What to produce: Look through the material below. Copy every line with the string "substitute" in it.
** Start Data shown **
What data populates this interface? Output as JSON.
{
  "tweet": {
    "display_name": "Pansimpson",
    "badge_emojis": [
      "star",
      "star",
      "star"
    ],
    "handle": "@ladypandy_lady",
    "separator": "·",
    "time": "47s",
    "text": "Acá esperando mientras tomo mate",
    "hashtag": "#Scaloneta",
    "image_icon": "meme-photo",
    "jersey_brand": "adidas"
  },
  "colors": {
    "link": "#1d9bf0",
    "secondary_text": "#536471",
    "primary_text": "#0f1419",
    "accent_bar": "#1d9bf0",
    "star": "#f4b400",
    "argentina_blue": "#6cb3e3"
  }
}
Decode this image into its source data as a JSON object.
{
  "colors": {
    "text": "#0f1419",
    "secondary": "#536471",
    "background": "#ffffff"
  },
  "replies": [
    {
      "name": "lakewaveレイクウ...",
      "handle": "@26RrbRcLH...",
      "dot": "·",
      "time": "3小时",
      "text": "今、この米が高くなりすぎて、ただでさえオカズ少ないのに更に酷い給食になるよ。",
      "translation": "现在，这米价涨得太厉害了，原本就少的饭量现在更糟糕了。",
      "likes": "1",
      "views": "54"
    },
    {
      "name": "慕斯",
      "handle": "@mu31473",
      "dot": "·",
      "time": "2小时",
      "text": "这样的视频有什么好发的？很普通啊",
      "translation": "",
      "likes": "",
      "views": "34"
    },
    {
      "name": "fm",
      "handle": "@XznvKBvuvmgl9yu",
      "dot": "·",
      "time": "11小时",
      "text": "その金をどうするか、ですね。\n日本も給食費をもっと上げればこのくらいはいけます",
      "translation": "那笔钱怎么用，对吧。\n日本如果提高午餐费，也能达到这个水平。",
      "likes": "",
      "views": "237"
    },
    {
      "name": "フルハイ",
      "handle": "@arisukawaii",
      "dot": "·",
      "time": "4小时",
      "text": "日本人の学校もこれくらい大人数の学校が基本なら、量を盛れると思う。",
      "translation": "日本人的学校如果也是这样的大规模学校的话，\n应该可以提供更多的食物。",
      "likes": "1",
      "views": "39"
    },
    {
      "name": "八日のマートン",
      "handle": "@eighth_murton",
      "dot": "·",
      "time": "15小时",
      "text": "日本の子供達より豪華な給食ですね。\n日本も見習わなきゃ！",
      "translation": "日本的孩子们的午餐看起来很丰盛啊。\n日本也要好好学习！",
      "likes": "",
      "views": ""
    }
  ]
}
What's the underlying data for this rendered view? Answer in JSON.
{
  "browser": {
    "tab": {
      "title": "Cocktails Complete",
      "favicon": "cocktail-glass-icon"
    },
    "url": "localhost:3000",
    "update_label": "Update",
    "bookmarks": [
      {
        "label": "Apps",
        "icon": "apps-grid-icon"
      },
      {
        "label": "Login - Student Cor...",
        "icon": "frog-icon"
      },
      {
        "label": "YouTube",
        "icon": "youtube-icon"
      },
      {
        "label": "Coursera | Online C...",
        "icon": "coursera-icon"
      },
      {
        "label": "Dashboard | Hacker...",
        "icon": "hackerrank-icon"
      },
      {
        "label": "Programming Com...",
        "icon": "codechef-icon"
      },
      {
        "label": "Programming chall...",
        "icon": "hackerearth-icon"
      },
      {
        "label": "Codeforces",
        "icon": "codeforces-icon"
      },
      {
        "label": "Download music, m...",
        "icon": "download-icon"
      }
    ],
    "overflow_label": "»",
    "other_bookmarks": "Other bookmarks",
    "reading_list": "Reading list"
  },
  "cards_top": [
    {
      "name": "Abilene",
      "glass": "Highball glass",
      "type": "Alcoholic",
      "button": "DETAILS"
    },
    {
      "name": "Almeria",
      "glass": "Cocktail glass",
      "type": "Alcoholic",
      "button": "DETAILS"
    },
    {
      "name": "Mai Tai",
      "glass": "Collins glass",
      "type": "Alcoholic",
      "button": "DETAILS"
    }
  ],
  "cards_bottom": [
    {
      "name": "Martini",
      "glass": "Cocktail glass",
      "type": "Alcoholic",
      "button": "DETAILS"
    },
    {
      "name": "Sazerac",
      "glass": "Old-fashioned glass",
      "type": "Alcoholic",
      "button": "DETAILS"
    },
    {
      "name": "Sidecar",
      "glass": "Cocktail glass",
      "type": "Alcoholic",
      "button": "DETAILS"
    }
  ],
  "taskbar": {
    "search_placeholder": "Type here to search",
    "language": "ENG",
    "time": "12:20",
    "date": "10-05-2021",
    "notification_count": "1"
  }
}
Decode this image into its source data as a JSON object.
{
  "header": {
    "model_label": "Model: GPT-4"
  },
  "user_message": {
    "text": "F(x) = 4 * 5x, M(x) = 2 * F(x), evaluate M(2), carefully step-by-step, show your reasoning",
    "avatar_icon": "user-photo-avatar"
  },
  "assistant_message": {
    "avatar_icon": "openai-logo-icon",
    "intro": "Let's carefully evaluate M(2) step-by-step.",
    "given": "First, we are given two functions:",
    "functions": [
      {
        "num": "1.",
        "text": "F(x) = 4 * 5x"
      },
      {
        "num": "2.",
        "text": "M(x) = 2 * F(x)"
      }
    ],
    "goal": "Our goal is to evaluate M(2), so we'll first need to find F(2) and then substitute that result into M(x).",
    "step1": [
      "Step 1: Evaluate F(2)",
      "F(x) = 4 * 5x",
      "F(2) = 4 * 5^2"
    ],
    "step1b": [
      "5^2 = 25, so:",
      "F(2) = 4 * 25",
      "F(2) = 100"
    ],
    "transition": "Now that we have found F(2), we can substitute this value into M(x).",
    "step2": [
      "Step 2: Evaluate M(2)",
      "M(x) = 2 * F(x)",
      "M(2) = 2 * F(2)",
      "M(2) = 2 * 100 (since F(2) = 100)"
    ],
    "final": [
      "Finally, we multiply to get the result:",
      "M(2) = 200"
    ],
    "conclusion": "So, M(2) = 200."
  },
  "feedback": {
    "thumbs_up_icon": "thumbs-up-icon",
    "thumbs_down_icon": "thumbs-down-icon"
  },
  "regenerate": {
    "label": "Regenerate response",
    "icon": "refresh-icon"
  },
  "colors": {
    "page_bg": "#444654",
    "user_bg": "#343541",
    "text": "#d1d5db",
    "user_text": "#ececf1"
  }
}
** End Data shown **
Result of this exercise:
    "goal": "Our goal is to evaluate M(2), so we'll first need to find F(2) and then substitute that result into M(x).",
    "transition": "Now that we have found F(2), we can substitute this value into M(x).",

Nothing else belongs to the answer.